RECORD EXTRACTS:
····················

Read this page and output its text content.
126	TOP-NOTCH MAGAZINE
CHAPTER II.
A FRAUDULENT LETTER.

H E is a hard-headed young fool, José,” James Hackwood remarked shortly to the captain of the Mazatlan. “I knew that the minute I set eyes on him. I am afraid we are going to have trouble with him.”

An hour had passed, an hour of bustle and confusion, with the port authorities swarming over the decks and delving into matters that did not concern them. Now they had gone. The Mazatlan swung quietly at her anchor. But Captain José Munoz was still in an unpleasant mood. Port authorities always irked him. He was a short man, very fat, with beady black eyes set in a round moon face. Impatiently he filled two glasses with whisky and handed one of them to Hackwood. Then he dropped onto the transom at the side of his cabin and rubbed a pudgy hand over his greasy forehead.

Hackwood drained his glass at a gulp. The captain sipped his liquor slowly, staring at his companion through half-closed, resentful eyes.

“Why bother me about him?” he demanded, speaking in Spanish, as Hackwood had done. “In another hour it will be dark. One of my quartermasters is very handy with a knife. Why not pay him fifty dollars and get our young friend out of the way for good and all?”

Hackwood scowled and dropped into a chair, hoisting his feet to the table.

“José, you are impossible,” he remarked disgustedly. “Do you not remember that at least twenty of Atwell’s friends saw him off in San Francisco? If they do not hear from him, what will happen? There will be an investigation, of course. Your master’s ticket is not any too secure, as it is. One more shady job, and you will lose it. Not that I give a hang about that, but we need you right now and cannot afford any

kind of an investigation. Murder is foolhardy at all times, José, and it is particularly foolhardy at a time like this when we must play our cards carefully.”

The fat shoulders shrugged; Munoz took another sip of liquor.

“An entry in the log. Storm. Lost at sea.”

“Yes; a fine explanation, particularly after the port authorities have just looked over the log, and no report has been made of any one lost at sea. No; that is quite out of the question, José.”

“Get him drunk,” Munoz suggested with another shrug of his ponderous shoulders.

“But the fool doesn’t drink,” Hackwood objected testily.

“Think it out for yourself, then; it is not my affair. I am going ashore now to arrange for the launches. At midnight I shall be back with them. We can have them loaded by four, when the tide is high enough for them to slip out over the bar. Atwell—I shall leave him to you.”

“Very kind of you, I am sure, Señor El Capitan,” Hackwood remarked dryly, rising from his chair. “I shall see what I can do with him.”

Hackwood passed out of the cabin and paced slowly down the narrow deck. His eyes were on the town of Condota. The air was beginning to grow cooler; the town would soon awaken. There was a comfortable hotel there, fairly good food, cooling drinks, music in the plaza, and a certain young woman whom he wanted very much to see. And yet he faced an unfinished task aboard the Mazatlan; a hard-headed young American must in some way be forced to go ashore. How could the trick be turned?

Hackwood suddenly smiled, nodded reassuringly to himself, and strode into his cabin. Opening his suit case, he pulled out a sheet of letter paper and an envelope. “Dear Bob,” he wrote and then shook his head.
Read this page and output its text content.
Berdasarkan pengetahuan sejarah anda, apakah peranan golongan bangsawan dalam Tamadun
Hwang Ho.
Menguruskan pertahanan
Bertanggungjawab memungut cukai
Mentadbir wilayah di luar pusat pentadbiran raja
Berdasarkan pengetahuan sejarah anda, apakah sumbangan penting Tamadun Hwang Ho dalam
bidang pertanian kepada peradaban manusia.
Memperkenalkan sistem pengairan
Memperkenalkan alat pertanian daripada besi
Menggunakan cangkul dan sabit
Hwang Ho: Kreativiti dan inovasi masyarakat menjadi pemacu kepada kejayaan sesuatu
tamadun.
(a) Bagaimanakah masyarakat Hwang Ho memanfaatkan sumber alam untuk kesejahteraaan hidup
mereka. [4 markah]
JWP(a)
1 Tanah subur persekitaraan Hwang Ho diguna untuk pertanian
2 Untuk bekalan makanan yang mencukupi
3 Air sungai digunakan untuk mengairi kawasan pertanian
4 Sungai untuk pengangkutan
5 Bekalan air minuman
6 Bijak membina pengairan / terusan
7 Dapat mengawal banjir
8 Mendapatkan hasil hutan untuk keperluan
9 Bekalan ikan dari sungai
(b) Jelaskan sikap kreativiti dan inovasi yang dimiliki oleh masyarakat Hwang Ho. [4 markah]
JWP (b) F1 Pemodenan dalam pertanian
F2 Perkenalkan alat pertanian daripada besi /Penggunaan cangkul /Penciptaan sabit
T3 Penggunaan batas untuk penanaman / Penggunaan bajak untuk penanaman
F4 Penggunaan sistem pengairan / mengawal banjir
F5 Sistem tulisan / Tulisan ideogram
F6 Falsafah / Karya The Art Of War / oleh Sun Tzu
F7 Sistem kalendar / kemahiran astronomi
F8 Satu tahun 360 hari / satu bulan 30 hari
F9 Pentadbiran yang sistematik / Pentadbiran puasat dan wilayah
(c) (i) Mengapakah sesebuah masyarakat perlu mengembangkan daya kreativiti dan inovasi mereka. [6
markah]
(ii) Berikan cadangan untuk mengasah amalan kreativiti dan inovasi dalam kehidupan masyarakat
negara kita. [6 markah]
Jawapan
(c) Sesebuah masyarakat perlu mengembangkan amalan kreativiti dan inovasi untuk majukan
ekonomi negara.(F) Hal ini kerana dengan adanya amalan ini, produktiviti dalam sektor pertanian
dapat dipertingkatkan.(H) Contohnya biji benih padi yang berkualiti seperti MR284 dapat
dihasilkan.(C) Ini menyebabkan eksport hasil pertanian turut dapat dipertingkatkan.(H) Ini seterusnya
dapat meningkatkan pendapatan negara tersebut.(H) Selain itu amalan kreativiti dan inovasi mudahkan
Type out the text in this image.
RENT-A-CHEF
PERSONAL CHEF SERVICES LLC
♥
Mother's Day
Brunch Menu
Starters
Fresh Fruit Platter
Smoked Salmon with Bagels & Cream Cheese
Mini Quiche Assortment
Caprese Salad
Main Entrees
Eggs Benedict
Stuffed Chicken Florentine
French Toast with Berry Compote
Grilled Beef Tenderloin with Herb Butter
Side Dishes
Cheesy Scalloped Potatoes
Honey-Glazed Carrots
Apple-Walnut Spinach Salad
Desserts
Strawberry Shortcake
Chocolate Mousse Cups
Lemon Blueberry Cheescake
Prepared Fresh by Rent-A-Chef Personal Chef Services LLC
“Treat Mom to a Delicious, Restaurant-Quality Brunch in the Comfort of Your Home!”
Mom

····················

TASK INSTRUCTIONS: Write the lines out exactly, from the one with "Type out the text in this image." down to the last line of the listing, and leave out all others.

ANSWER FOR THE TASK:
Type out the text in this image.
RENT-A-CHEF
PERSONAL CHEF SERVICES LLC
♥
Mother's Day
Brunch Menu
Starters
Fresh Fruit Platter
Smoked Salmon with Bagels & Cream Cheese
Mini Quiche Assortment
Caprese Salad
Main Entrees
Eggs Benedict
Stuffed Chicken Florentine
French Toast with Berry Compote
Grilled Beef Tenderloin with Herb Butter
Side Dishes
Cheesy Scalloped Potatoes
Honey-Glazed Carrots
Apple-Walnut Spinach Salad
Desserts
Strawberry Shortcake
Chocolate Mousse Cups
Lemon Blueberry Cheescake
Prepared Fresh by Rent-A-Chef Personal Chef Services LLC
“Treat Mom to a Delicious, Restaurant-Quality Brunch in the Comfort of Your Home!”
Mom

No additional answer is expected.